● Description of the task:
Leave out the pictures and copy every record exactly.

==============================

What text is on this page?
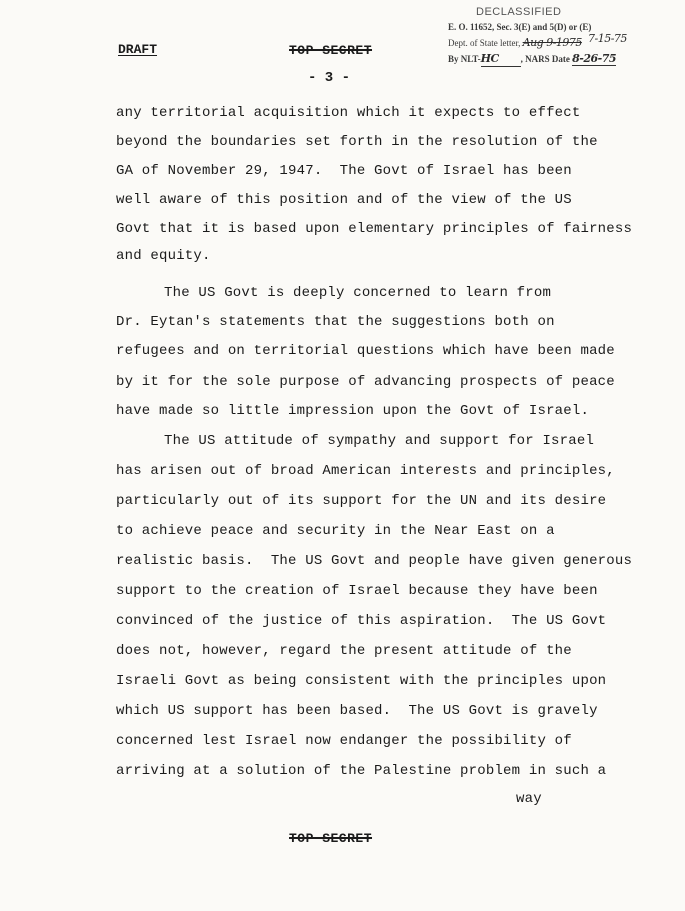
DECLASSIFIED
E. O. 11652, Sec. 3(E) and 5(D) or (E)
Dept. of State letter, Aug 9-1975 7-15-75
By NLT-HC , NARS Date 8-26-75
DRAFT	TOP SECRET
- 3 -
any territorial acquisition which it expects to effect
beyond the boundaries set forth in the resolution of the
GA of November 29, 1947.  The Govt of Israel has been
well aware of this position and of the view of the US
Govt that it is based upon elementary principles of fairness
and equity.
The US Govt is deeply concerned to learn from
Dr. Eytan's statements that the suggestions both on
refugees and on territorial questions which have been made
by it for the sole purpose of advancing prospects of peace
have made so little impression upon the Govt of Israel.
The US attitude of sympathy and support for Israel
has arisen out of broad American interests and principles,
particularly out of its support for the UN and its desire
to achieve peace and security in the Near East on a
realistic basis.  The US Govt and people have given generous
support to the creation of Israel because they have been
convinced of the justice of this aspiration.  The US Govt
does not, however, regard the present attitude of the
Israeli Govt as being consistent with the principles upon
which US support has been based.  The US Govt is gravely
concerned lest Israel now endanger the possibility of
arriving at a solution of the Palestine problem in such a
way
TOP SECRET
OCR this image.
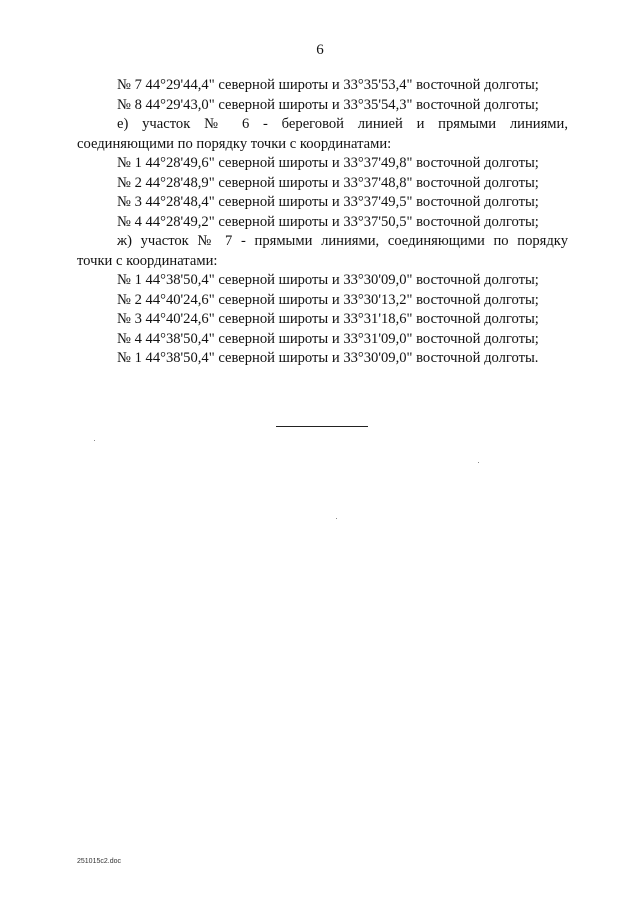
6
№ 7 44°29'44,4" северной широты и 33°35'53,4" восточной долготы;
№ 8 44°29'43,0" северной широты и 33°35'54,3" восточной долготы;
е) участок № 6 - береговой линией и прямыми линиями,
соединяющими по порядку точки с координатами:
№ 1 44°28'49,6" северной широты и 33°37'49,8" восточной долготы;
№ 2 44°28'48,9" северной широты и 33°37'48,8" восточной долготы;
№ 3 44°28'48,4" северной широты и 33°37'49,5" восточной долготы;
№ 4 44°28'49,2" северной широты и 33°37'50,5" восточной долготы;
ж) участок № 7 - прямыми линиями, соединяющими по порядку
точки с координатами:
№ 1 44°38'50,4" северной широты и 33°30'09,0" восточной долготы;
№ 2 44°40'24,6" северной широты и 33°30'13,2" восточной долготы;
№ 3 44°40'24,6" северной широты и 33°31'18,6" восточной долготы;
№ 4 44°38'50,4" северной широты и 33°31'09,0" восточной долготы;
№ 1 44°38'50,4" северной широты и 33°30'09,0" восточной долготы.
251015c2.doc
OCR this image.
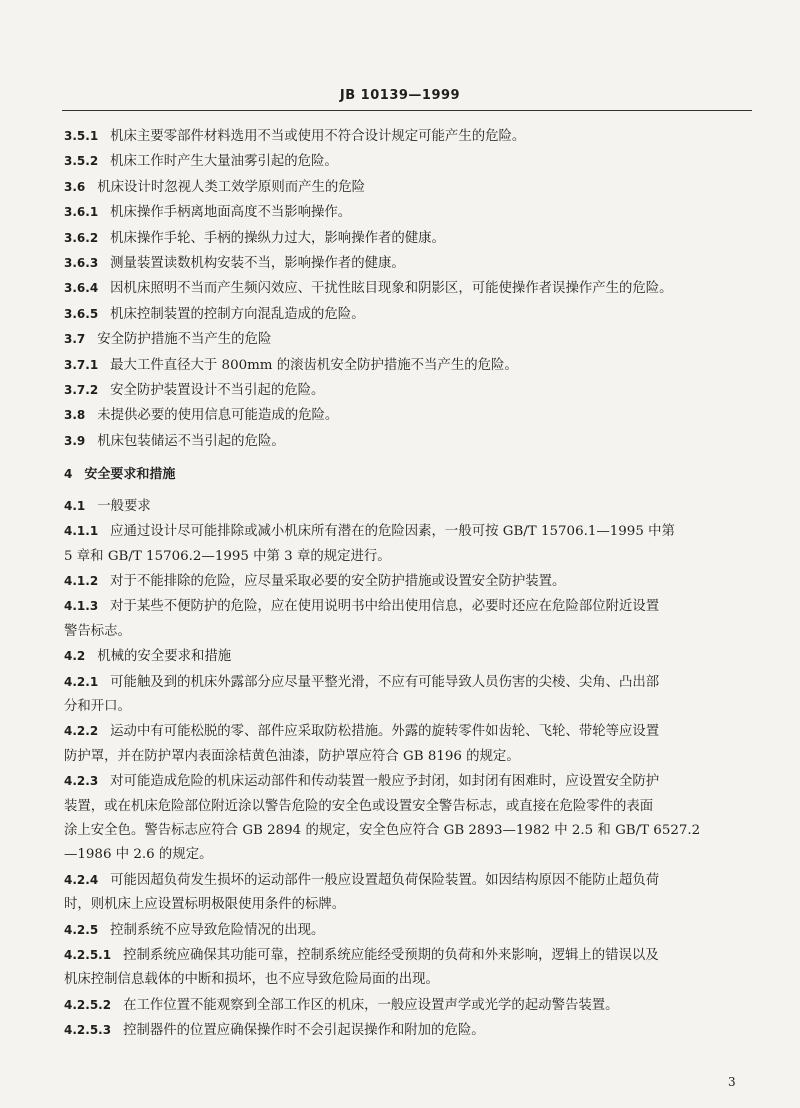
JB 10139—1999

3.5.1 机床主要零部件材料选用不当或使用不符合设计规定可能产生的危险。

3.5.2 机床工作时产生大量油雾引起的危险。

3.6 机床设计时忽视人类工效学原则而产生的危险

3.6.1 机床操作手柄离地面高度不当影响操作。

3.6.2 机床操作手轮、手柄的操纵力过大，影响操作者的健康。

3.6.3 测量装置读数机构安装不当，影响操作者的健康。

3.6.4 因机床照明不当而产生频闪效应、干扰性眩目现象和阴影区，可能使操作者误操作产生的危险。

3.6.5 机床控制装置的控制方向混乱造成的危险。

3.7 安全防护措施不当产生的危险

3.7.1 最大工件直径大于 800mm 的滚齿机安全防护措施不当产生的危险。

3.7.2 安全防护装置设计不当引起的危险。

3.8 未提供必要的使用信息可能造成的危险。

3.9 机床包装储运不当引起的危险。

4 安全要求和措施

4.1 一般要求

4.1.1 应通过设计尽可能排除或减小机床所有潜在的危险因素，一般可按 GB/T 15706.1—1995 中第

5 章和 GB/T 15706.2—1995 中第 3 章的规定进行。

4.1.2 对于不能排除的危险，应尽量采取必要的安全防护措施或设置安全防护装置。

4.1.3 对于某些不便防护的危险，应在使用说明书中给出使用信息，必要时还应在危险部位附近设置

警告标志。

4.2 机械的安全要求和措施

4.2.1 可能触及到的机床外露部分应尽量平整光滑，不应有可能导致人员伤害的尖棱、尖角、凸出部

分和开口。

4.2.2 运动中有可能松脱的零、部件应采取防松措施。外露的旋转零件如齿轮、飞轮、带轮等应设置

防护罩，并在防护罩内表面涂桔黄色油漆，防护罩应符合 GB 8196 的规定。

4.2.3 对可能造成危险的机床运动部件和传动装置一般应予封闭，如封闭有困难时，应设置安全防护

装置，或在机床危险部位附近涂以警告危险的安全色或设置安全警告标志，或直接在危险零件的表面

涂上安全色。警告标志应符合 GB 2894 的规定，安全色应符合 GB 2893—1982 中 2.5 和 GB/T 6527.2

—1986 中 2.6 的规定。

4.2.4 可能因超负荷发生损坏的运动部件一般应设置超负荷保险装置。如因结构原因不能防止超负荷

时，则机床上应设置标明极限使用条件的标牌。

4.2.5 控制系统不应导致危险情况的出现。

4.2.5.1 控制系统应确保其功能可靠，控制系统应能经受预期的负荷和外来影响，逻辑上的错误以及

机床控制信息载体的中断和损坏，也不应导致危险局面的出现。

4.2.5.2 在工作位置不能观察到全部工作区的机床，一般应设置声学或光学的起动警告装置。

4.2.5.3 控制器件的位置应确保操作时不会引起误操作和附加的危险。

3
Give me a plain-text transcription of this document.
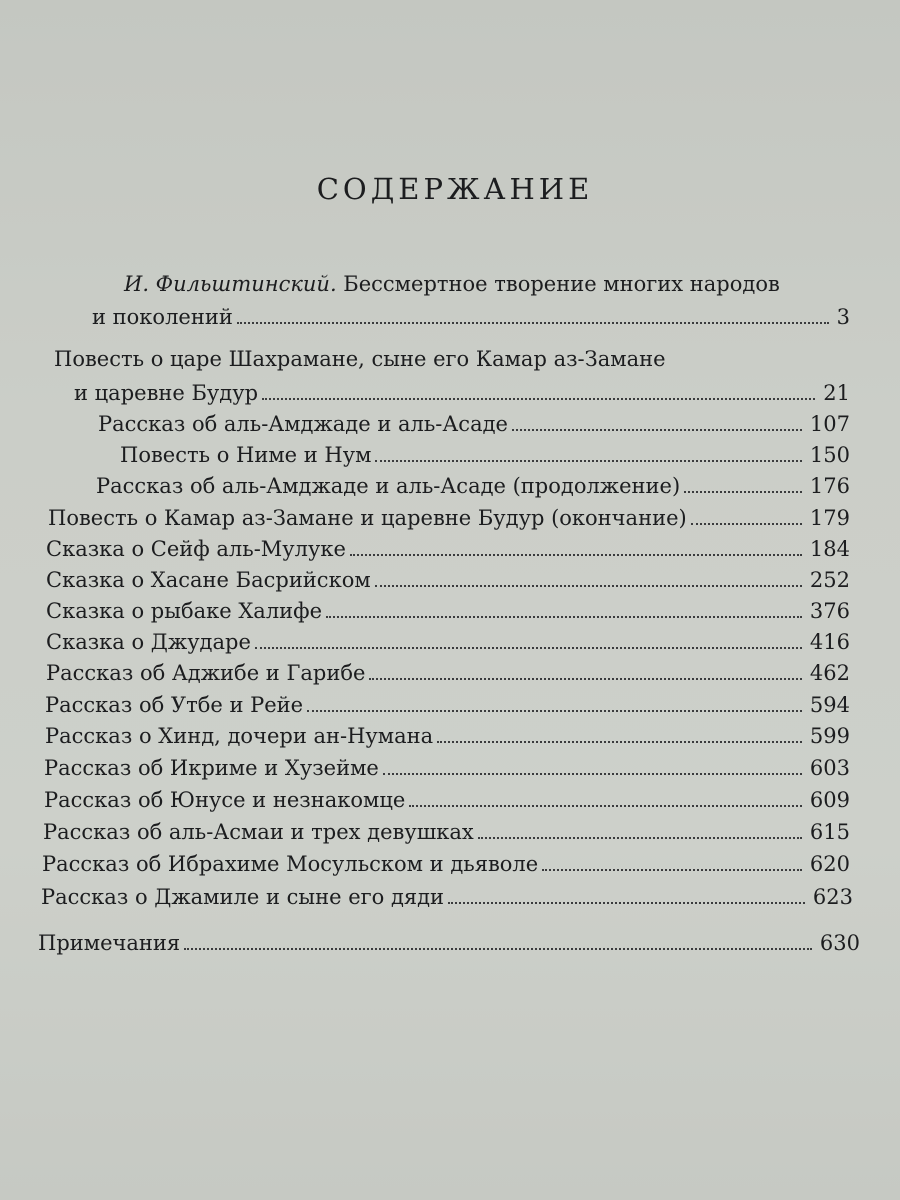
СОДЕРЖАНИЕ
И. Фильштинский. Бессмертное творение многих народов
и поколений	3
Повесть о царе Шахрамане, сыне его Камар аз-Замане
и царевне Будур	21
Рассказ об аль-Амджаде и аль-Асаде	107
Повесть о Ниме и Нум	150
Рассказ об аль-Амджаде и аль-Асаде (продолжение)	176
Повесть о Камар аз-Замане и царевне Будур (окончание)	179
Сказка о Сейф аль-Мулуке	184
Сказка о Хасане Басрийском	252
Сказка о рыбаке Халифе	376
Сказка о Джударе	416
Рассказ об Аджибе и Гарибе	462
Рассказ об Утбе и Рейе	594
Рассказ о Хинд, дочери ан-Нумана	599
Рассказ об Икриме и Хузейме	603
Рассказ об Юнусе и незнакомце	609
Рассказ об аль-Асмаи и трех девушках	615
Рассказ об Ибрахиме Мосульском и дьяволе	620
Рассказ о Джамиле и сыне его дяди	623
Примечания	630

==============================

● Solution for this task:
What text is on this page?
DECLASSIFIED
E. O. 11652, Sec. 3(E) and 5(D) or (E)
Dept. of State letter, Aug 9-1975 7-15-75
By NLT-HC , NARS Date 8-26-75
DRAFT	TOP SECRET
- 3 -
any territorial acquisition which it expects to effect
beyond the boundaries set forth in the resolution of the
GA of November 29, 1947.  The Govt of Israel has been
well aware of this position and of the view of the US
Govt that it is based upon elementary principles of fairness
and equity.
The US Govt is deeply concerned to learn from
Dr. Eytan's statements that the suggestions both on
refugees and on territorial questions which have been made
by it for the sole purpose of advancing prospects of peace
have made so little impression upon the Govt of Israel.
The US attitude of sympathy and support for Israel
has arisen out of broad American interests and principles,
particularly out of its support for the UN and its desire
to achieve peace and security in the Near East on a
realistic basis.  The US Govt and people have given generous
support to the creation of Israel because they have been
convinced of the justice of this aspiration.  The US Govt
does not, however, regard the present attitude of the
Israeli Govt as being consistent with the principles upon
which US support has been based.  The US Govt is gravely
concerned lest Israel now endanger the possibility of
arriving at a solution of the Palestine problem in such a
way
TOP SECRET
OCR this image.
6
№ 7 44°29'44,4" северной широты и 33°35'53,4" восточной долготы;
№ 8 44°29'43,0" северной широты и 33°35'54,3" восточной долготы;
е) участок № 6 - береговой линией и прямыми линиями,
соединяющими по порядку точки с координатами:
№ 1 44°28'49,6" северной широты и 33°37'49,8" восточной долготы;
№ 2 44°28'48,9" северной широты и 33°37'48,8" восточной долготы;
№ 3 44°28'48,4" северной широты и 33°37'49,5" восточной долготы;
№ 4 44°28'49,2" северной широты и 33°37'50,5" восточной долготы;
ж) участок № 7 - прямыми линиями, соединяющими по порядку
точки с координатами:
№ 1 44°38'50,4" северной широты и 33°30'09,0" восточной долготы;
№ 2 44°40'24,6" северной широты и 33°30'13,2" восточной долготы;
№ 3 44°40'24,6" северной широты и 33°31'18,6" восточной долготы;
№ 4 44°38'50,4" северной широты и 33°31'09,0" восточной долготы;
№ 1 44°38'50,4" северной широты и 33°30'09,0" восточной долготы.
251015c2.doc
OCR this image.
JB 10139—1999

3.5.1 机床主要零部件材料选用不当或使用不符合设计规定可能产生的危险。

3.5.2 机床工作时产生大量油雾引起的危险。

3.6 机床设计时忽视人类工效学原则而产生的危险

3.6.1 机床操作手柄离地面高度不当影响操作。

3.6.2 机床操作手轮、手柄的操纵力过大，影响操作者的健康。

3.6.3 测量装置读数机构安装不当，影响操作者的健康。

3.6.4 因机床照明不当而产生频闪效应、干扰性眩目现象和阴影区，可能使操作者误操作产生的危险。

3.6.5 机床控制装置的控制方向混乱造成的危险。

3.7 安全防护措施不当产生的危险

3.7.1 最大工件直径大于 800mm 的滚齿机安全防护措施不当产生的危险。

3.7.2 安全防护装置设计不当引起的危险。

3.8 未提供必要的使用信息可能造成的危险。

3.9 机床包装储运不当引起的危险。

4 安全要求和措施

4.1 一般要求

4.1.1 应通过设计尽可能排除或减小机床所有潜在的危险因素，一般可按 GB/T 15706.1—1995 中第

5 章和 GB/T 15706.2—1995 中第 3 章的规定进行。

4.1.2 对于不能排除的危险，应尽量采取必要的安全防护措施或设置安全防护装置。

4.1.3 对于某些不便防护的危险，应在使用说明书中给出使用信息，必要时还应在危险部位附近设置

警告标志。

4.2 机械的安全要求和措施

4.2.1 可能触及到的机床外露部分应尽量平整光滑，不应有可能导致人员伤害的尖棱、尖角、凸出部

分和开口。

4.2.2 运动中有可能松脱的零、部件应采取防松措施。外露的旋转零件如齿轮、飞轮、带轮等应设置

防护罩，并在防护罩内表面涂桔黄色油漆，防护罩应符合 GB 8196 的规定。

4.2.3 对可能造成危险的机床运动部件和传动装置一般应予封闭，如封闭有困难时，应设置安全防护

装置，或在机床危险部位附近涂以警告危险的安全色或设置安全警告标志，或直接在危险零件的表面

涂上安全色。警告标志应符合 GB 2894 的规定，安全色应符合 GB 2893—1982 中 2.5 和 GB/T 6527.2

—1986 中 2.6 的规定。

4.2.4 可能因超负荷发生损坏的运动部件一般应设置超负荷保险装置。如因结构原因不能防止超负荷

时，则机床上应设置标明极限使用条件的标牌。

4.2.5 控制系统不应导致危险情况的出现。

4.2.5.1 控制系统应确保其功能可靠，控制系统应能经受预期的负荷和外来影响，逻辑上的错误以及

机床控制信息载体的中断和损坏，也不应导致危险局面的出现。

4.2.5.2 在工作位置不能观察到全部工作区的机床，一般应设置声学或光学的起动警告装置。

4.2.5.3 控制器件的位置应确保操作时不会引起误操作和附加的危险。

3
Give me a plain-text transcription of this document.
СОДЕРЖАНИЕ
И. Фильштинский. Бессмертное творение многих народов
и поколений	3
Повесть о царе Шахрамане, сыне его Камар аз-Замане
и царевне Будур	21
Рассказ об аль-Амджаде и аль-Асаде	107
Повесть о Ниме и Нум	150
Рассказ об аль-Амджаде и аль-Асаде (продолжение)	176
Повесть о Камар аз-Замане и царевне Будур (окончание)	179
Сказка о Сейф аль-Мулуке	184
Сказка о Хасане Басрийском	252
Сказка о рыбаке Халифе	376
Сказка о Джударе	416
Рассказ об Аджибе и Гарибе	462
Рассказ об Утбе и Рейе	594
Рассказ о Хинд, дочери ан-Нумана	599
Рассказ об Икриме и Хузейме	603
Рассказ об Юнусе и незнакомце	609
Рассказ об аль-Асмаи и трех девушках	615
Рассказ об Ибрахиме Мосульском и дьяволе	620
Рассказ о Джамиле и сыне его дяди	623
Примечания	630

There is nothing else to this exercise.